- **Data records**
----

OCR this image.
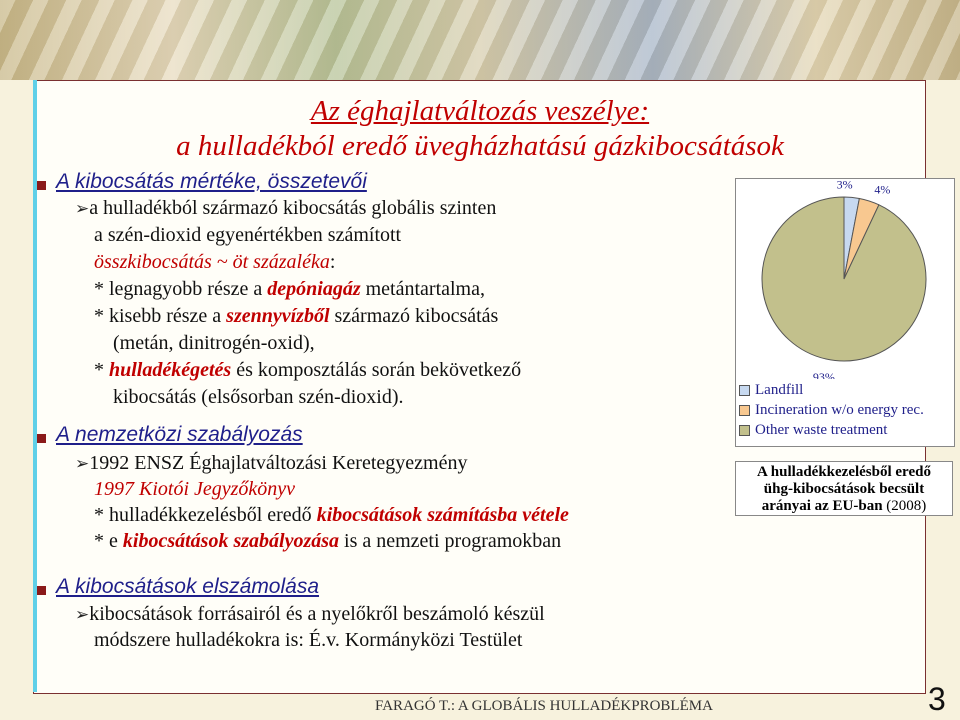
Az éghajlatváltozás veszélye:
a hulladékból eredő üvegházhatású gázkibocsátások
A kibocsátás mértéke, összetevői
➢a hulladékból származó kibocsátás globális szinten
a szén-dioxid egyenértékben számított
összkibocsátás ~ öt százaléka:
* legnagyobb része a depóniagáz metántartalma,
* kisebb része a szennyvízből származó kibocsátás
(metán, dinitrogén-oxid),
* hulladékégetés és komposztálás során bekövetkező
kibocsátás (elsősorban szén-dioxid).
A nemzetközi szabályozás
➢1992 ENSZ Éghajlatváltozási Keretegyezmény
1997 Kiotói Jegyzőkönyv
* hulladékkezelésből eredő kibocsátások számításba vétele
* e kibocsátások szabályozása is a nemzeti programokban
A kibocsátások elszámolása
➢kibocsátások forrásairól és a nyelőkről beszámoló készül
módszere hulladékokra is: É.v. Kormányközi Testület
3% 4%
93%
Landfill
Incineration w/o energy rec.
Other waste treatment
A hulladékkezelésből eredő
ühg-kibocsátások becsült
arányai az EU-ban (2008)
FARAGÓ T.: A GLOBÁLIS HULLADÉKPROBLÉMA	3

----

- **Written problem**
Which lines contain "dioxid"? Show each of them.

- **Solution for this task**
a szén-dioxid egyenértékben számított
kibocsátás (elsősorban szén-dioxid).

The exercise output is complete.